▶ What you will do:
Identify all lines of the data containing the string "demandé" and copy them.

▶ Task material:
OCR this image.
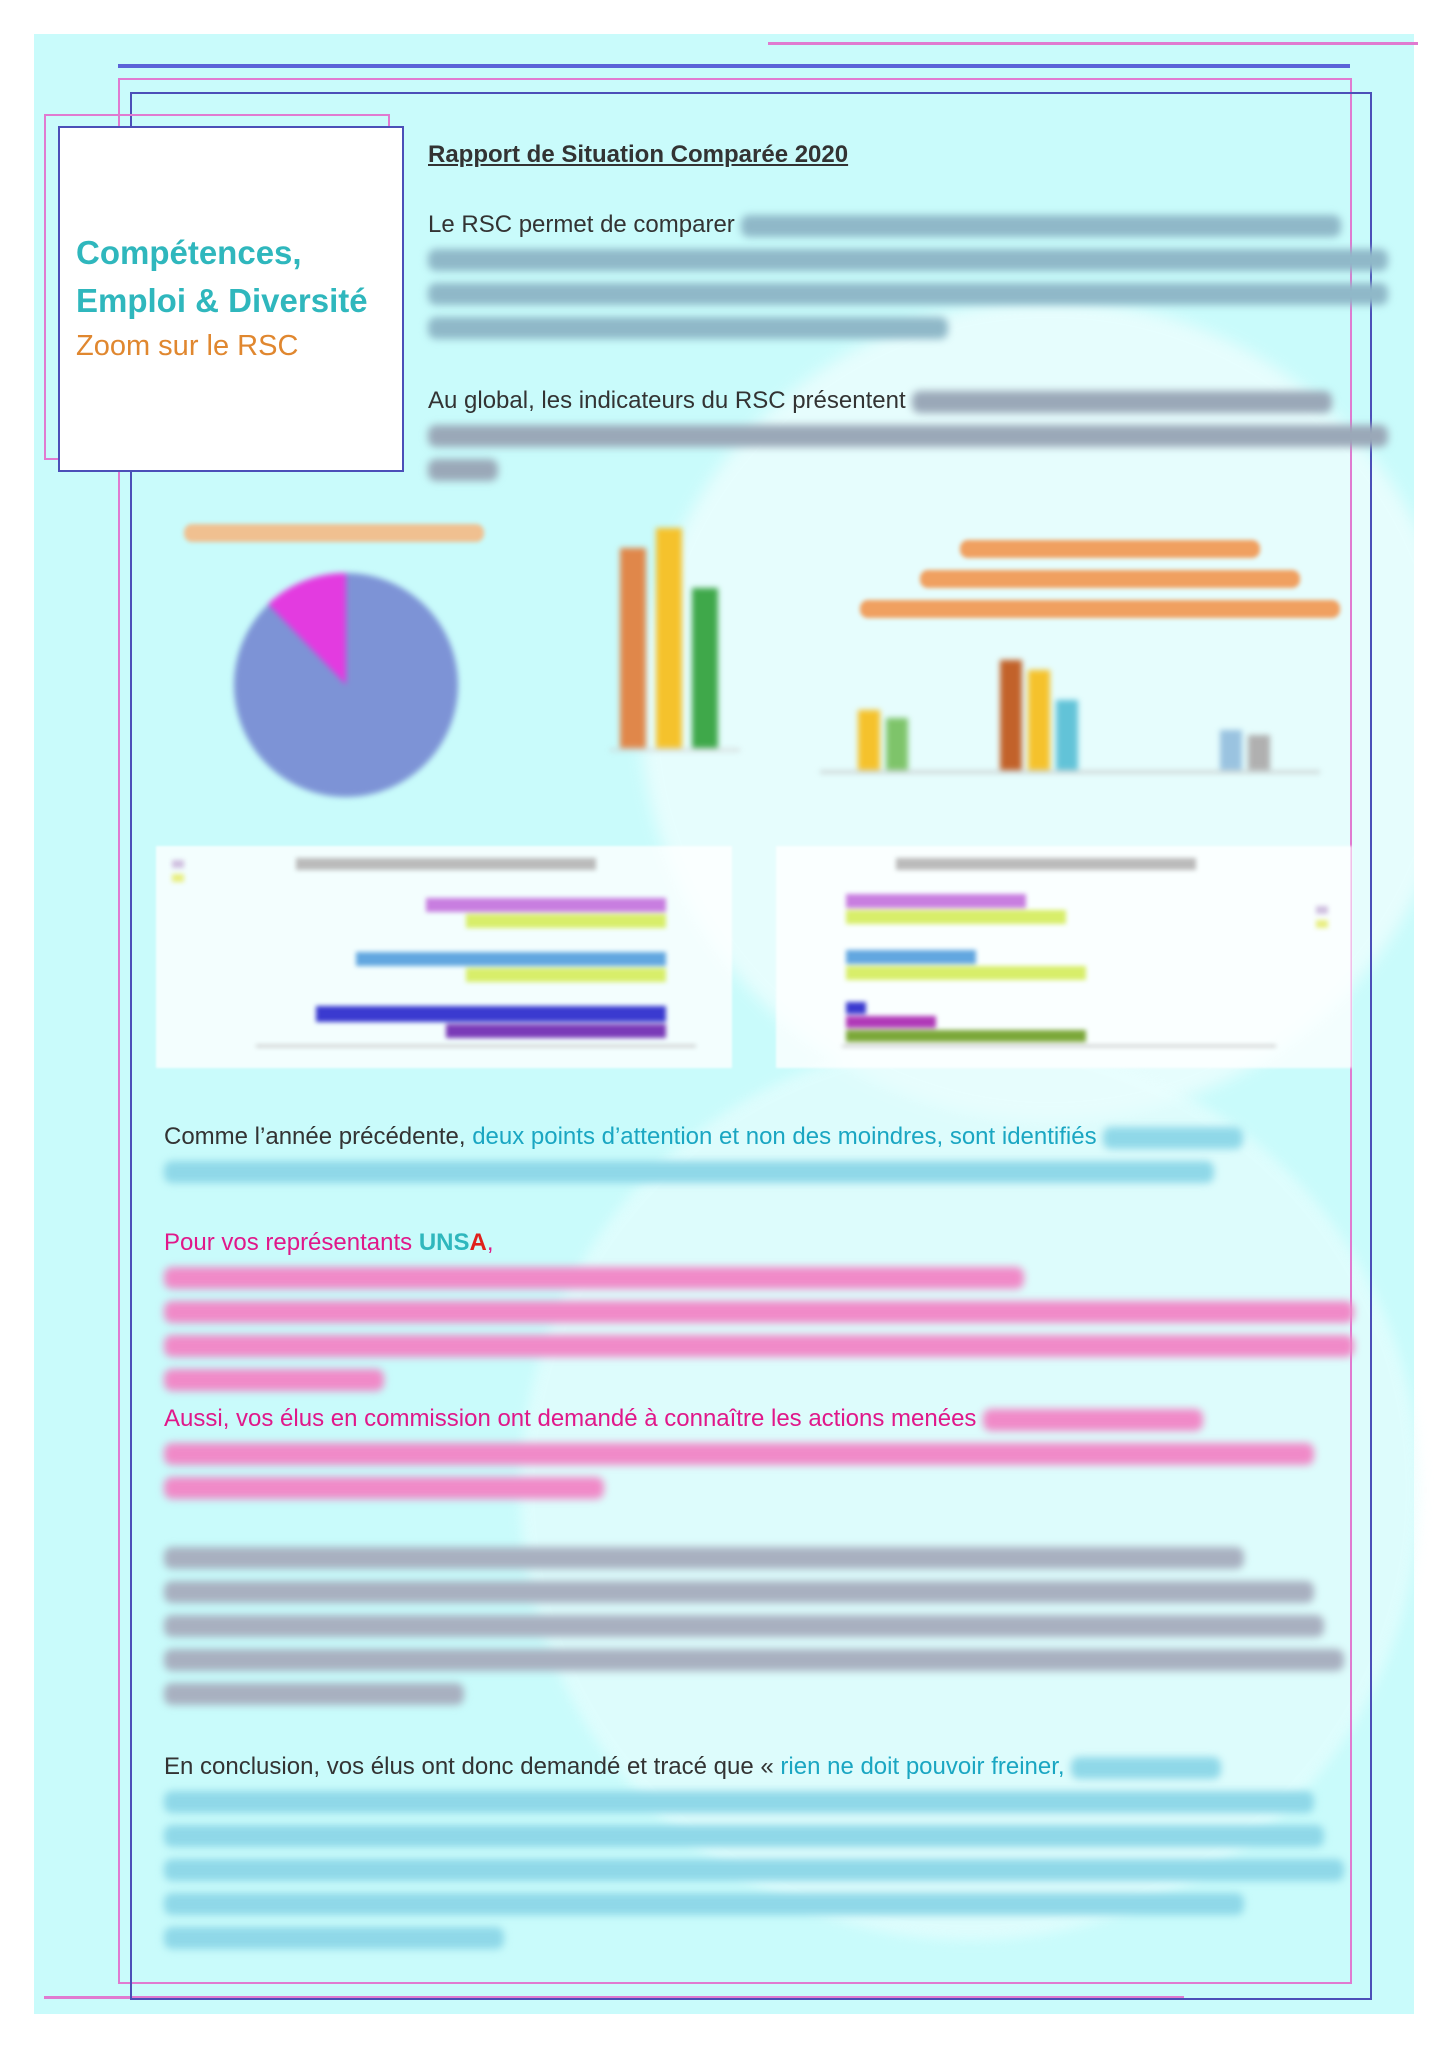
Compétences,
Emploi & Diversité
Zoom sur le RSC
Rapport de Situation Comparée 2020
Le RSC permet de comparer

Au global, les indicateurs du RSC présentent

Comme l’année précédente, deux points d’attention et non des moindres, sont identifiés

Pour vos représentants UNSA,

Aussi, vos élus en commission ont demandé à connaître les actions menées

En conclusion, vos élus ont donc demandé et tracé que « rien ne doit pouvoir freiner,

▶ Response:
Aussi, vos élus en commission ont demandé à connaître les actions menées
En conclusion, vos élus ont donc demandé et tracé que « rien ne doit pouvoir freiner,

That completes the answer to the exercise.